-- START OF DATA FOR THIS EXERCISE --

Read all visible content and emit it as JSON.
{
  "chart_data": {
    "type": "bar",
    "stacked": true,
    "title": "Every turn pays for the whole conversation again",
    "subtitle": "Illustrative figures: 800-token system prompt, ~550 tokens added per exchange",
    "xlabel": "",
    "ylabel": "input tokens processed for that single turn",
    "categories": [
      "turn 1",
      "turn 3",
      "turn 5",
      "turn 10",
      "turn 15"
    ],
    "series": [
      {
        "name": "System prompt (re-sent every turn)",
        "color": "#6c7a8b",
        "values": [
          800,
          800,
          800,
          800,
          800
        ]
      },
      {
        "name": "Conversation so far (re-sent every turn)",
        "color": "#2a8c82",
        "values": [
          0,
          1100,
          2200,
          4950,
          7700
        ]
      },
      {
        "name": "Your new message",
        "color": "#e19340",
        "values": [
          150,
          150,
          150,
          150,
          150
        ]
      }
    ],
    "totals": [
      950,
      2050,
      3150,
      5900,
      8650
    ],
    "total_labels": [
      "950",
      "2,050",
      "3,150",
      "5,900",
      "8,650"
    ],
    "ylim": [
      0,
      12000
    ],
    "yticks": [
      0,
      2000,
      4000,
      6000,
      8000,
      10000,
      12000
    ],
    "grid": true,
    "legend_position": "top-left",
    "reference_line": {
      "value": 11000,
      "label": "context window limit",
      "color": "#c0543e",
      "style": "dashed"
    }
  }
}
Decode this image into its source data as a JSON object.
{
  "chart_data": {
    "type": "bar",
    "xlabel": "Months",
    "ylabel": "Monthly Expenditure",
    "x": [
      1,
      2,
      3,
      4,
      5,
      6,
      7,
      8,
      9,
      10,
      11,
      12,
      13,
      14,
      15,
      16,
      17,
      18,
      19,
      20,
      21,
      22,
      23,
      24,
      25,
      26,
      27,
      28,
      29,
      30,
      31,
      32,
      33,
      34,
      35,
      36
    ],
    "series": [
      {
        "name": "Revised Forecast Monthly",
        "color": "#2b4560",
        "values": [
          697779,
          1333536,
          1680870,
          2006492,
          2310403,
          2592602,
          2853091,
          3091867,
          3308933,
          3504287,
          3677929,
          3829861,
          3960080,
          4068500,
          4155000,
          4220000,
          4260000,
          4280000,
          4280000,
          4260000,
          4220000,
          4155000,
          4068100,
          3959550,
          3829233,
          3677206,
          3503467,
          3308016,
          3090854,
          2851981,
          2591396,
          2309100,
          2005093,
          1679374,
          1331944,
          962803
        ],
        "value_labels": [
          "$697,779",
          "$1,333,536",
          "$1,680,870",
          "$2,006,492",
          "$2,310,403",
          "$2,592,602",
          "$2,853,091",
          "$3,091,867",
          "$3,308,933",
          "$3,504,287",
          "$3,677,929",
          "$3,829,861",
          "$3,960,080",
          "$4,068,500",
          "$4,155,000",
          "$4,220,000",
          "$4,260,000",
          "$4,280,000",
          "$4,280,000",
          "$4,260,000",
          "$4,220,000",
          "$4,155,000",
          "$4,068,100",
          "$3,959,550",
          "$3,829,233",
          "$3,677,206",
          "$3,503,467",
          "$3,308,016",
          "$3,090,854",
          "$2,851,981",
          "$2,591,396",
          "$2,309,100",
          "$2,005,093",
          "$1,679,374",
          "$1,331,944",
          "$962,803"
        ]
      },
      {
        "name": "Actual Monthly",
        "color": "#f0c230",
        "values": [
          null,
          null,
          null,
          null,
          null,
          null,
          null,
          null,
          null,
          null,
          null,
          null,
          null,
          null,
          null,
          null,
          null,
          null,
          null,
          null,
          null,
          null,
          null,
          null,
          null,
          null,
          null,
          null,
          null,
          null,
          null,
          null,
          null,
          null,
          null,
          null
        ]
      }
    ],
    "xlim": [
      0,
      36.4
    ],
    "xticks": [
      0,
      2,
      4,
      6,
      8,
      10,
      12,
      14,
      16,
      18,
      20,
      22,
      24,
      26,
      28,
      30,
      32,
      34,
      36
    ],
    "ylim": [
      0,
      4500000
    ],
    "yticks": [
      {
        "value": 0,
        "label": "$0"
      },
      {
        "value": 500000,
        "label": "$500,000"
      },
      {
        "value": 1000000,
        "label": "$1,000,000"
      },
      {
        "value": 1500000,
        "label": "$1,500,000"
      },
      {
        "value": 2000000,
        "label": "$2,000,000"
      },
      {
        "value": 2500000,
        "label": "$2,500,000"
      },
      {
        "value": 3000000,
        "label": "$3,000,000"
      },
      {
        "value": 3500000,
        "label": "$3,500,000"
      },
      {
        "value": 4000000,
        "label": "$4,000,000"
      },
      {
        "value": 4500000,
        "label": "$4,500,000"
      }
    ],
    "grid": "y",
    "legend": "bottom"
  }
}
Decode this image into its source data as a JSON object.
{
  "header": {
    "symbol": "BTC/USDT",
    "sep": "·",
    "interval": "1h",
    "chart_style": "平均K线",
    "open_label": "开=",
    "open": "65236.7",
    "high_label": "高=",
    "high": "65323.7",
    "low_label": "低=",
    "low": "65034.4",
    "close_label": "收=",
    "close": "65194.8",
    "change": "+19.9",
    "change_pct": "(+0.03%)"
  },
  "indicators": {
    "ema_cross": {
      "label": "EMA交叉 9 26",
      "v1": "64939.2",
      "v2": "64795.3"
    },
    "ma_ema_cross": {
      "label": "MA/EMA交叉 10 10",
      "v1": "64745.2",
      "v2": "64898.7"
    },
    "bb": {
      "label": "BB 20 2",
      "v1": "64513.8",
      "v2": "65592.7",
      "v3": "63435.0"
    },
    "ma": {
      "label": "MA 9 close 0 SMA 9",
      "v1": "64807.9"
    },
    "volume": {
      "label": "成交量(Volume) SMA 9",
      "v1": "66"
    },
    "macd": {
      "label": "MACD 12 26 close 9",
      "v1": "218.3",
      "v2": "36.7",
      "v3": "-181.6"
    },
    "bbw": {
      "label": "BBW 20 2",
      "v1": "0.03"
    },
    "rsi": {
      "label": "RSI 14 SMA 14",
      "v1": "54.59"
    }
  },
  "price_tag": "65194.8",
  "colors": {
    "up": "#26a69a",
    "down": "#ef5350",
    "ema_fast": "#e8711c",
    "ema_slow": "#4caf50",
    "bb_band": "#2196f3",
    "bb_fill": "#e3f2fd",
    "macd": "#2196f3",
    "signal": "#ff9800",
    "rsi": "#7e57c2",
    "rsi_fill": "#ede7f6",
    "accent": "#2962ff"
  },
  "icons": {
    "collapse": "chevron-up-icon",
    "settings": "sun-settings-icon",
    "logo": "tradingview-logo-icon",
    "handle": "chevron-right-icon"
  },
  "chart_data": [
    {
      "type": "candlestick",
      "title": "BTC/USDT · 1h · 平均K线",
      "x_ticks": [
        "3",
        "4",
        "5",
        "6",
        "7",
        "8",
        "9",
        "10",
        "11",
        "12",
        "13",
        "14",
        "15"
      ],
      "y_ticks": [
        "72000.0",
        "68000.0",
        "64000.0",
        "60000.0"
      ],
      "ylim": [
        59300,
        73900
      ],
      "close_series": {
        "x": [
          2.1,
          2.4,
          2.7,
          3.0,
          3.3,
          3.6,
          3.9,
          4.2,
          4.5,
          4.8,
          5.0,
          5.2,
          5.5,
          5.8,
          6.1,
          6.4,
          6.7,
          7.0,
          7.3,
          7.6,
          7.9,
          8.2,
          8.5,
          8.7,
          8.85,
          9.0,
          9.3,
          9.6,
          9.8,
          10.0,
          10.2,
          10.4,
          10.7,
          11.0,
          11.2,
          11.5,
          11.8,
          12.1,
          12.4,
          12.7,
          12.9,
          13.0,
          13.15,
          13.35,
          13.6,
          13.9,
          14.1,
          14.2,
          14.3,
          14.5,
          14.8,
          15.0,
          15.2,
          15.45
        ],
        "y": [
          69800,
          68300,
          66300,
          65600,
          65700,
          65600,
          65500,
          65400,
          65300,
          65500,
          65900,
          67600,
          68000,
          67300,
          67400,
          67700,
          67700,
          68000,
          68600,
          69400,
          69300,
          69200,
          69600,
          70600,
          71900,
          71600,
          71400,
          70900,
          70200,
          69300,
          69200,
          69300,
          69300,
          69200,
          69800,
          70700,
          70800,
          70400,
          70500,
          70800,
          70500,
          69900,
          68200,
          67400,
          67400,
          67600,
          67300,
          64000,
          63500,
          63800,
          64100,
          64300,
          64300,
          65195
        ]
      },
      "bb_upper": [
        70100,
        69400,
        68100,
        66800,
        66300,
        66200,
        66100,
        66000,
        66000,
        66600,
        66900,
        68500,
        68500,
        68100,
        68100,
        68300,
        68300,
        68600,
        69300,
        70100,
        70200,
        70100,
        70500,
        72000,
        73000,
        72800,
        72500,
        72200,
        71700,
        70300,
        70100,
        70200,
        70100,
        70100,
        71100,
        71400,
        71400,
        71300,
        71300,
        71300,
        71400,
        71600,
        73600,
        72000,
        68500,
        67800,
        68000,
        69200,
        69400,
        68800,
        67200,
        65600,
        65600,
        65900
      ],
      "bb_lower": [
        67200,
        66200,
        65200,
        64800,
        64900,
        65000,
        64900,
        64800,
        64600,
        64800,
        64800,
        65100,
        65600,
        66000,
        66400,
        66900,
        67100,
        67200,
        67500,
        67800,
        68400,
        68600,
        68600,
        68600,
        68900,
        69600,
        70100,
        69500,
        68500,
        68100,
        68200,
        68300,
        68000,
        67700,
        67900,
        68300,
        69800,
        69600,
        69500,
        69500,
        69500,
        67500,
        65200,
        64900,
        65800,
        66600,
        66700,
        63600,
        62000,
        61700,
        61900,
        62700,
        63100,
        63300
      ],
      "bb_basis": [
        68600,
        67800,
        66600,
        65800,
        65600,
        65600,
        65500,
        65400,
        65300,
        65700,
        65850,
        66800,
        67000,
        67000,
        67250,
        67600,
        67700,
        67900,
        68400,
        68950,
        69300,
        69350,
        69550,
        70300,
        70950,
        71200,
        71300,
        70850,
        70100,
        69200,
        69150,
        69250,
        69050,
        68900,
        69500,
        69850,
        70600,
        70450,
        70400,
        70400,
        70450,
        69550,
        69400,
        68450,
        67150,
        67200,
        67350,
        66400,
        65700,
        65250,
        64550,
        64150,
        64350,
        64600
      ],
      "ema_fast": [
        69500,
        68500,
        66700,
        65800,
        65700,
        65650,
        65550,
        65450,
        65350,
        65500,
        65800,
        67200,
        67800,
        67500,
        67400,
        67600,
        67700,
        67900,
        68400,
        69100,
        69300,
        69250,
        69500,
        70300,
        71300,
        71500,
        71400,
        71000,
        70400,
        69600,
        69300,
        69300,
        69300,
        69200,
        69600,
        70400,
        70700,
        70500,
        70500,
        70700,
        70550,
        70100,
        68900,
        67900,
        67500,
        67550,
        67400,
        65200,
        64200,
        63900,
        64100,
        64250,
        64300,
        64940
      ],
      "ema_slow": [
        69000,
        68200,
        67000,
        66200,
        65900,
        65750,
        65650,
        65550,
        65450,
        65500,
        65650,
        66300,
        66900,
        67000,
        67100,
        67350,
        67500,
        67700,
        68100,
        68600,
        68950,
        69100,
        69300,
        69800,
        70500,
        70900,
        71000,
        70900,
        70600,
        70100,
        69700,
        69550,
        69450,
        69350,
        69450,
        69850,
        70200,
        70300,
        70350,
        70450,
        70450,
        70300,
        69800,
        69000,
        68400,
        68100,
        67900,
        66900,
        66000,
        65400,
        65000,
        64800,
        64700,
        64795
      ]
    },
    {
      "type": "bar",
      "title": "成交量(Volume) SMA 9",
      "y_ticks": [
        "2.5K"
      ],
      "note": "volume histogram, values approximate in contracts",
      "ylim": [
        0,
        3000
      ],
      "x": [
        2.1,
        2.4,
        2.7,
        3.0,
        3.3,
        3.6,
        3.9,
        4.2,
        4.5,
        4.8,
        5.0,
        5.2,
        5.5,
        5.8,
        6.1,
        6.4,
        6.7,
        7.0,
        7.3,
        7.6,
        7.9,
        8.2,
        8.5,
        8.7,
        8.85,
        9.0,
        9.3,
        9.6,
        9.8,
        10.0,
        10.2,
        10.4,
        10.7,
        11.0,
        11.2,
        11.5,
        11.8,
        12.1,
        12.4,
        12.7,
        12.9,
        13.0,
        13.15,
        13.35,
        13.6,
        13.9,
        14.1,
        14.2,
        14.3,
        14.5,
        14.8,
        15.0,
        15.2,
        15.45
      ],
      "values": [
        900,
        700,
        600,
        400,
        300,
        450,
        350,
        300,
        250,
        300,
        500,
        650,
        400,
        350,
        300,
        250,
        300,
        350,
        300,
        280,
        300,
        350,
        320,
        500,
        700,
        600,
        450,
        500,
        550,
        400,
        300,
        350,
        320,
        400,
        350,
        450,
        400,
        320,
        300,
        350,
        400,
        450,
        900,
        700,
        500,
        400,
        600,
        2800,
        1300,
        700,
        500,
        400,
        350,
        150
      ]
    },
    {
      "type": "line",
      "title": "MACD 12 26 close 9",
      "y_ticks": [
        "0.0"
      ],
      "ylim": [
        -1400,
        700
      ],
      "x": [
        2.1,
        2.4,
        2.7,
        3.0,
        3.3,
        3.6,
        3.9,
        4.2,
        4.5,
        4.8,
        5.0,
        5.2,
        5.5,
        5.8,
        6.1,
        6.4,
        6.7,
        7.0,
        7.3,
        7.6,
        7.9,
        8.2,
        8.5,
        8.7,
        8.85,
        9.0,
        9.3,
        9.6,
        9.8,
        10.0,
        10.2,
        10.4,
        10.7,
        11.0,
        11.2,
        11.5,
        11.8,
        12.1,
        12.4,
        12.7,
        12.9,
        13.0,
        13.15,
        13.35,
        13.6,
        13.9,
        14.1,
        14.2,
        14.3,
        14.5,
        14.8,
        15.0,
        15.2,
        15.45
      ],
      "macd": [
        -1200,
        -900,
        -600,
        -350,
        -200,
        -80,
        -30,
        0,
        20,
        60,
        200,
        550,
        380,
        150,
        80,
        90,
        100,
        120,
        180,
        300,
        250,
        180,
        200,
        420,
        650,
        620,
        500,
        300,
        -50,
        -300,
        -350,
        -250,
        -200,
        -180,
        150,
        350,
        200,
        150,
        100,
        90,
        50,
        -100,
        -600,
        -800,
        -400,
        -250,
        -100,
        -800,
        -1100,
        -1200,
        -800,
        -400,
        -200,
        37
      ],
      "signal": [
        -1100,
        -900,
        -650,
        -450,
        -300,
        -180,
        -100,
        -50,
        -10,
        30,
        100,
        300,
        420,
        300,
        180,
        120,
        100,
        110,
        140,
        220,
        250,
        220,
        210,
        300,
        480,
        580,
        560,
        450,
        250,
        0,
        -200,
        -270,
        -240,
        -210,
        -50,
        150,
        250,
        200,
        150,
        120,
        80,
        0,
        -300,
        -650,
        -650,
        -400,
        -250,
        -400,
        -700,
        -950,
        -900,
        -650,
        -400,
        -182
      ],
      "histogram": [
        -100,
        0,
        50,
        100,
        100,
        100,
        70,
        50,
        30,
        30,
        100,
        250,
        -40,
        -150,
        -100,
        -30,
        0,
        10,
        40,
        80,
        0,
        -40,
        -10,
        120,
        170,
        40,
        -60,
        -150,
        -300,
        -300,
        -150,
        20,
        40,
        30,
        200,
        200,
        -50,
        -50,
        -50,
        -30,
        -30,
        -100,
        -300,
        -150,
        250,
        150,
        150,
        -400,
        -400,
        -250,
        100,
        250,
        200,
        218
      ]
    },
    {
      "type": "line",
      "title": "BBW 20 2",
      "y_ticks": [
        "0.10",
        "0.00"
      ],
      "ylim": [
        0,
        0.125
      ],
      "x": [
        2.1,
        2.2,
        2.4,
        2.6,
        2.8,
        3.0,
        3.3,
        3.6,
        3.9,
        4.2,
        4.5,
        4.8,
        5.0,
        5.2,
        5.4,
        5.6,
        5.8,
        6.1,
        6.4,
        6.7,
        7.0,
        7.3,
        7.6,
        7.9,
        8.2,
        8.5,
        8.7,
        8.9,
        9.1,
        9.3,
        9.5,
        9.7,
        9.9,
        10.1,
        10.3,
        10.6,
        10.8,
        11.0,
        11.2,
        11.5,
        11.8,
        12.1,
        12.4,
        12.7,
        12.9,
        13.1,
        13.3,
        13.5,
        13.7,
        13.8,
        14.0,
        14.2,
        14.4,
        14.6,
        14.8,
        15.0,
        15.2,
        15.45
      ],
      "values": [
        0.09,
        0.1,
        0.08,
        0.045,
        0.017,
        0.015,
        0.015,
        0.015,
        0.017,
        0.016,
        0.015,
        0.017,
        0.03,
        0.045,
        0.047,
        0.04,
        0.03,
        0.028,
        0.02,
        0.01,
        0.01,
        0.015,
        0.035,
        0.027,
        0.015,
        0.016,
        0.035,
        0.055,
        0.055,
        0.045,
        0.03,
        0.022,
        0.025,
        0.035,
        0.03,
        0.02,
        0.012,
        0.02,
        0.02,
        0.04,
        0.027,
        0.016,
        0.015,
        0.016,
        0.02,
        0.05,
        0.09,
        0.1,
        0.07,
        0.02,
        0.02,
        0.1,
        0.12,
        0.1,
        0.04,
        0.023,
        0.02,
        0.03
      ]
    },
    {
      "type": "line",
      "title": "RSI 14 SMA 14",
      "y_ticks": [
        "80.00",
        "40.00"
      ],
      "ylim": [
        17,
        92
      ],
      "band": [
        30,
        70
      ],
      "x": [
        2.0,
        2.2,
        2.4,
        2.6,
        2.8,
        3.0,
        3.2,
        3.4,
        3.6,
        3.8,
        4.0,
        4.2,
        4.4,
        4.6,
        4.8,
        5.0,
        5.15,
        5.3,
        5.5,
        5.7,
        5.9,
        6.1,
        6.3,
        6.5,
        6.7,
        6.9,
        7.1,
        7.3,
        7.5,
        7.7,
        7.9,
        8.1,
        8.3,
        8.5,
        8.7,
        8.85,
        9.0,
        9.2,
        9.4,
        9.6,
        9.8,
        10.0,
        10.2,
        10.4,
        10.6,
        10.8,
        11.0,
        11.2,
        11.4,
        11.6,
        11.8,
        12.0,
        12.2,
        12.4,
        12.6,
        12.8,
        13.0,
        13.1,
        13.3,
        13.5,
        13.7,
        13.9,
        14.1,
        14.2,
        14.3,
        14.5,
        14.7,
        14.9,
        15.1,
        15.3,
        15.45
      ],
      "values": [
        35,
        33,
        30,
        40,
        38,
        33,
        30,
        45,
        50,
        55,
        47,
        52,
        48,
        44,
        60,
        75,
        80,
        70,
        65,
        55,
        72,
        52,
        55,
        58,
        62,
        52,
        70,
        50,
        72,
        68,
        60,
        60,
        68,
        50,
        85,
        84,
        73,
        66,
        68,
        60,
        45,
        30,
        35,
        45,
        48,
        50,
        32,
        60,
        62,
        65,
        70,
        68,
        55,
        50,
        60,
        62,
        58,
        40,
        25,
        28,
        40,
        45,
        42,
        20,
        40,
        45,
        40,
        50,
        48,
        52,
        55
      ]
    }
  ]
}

-- END OF DATA FOR THIS EXERCISE --

THE TASK → Copy every line of the data that holds the string "Monthly".

EXERCISE OUTPUT →
    "ylabel": "Monthly Expenditure",
        "name": "Revised Forecast Monthly",
        "name": "Actual Monthly",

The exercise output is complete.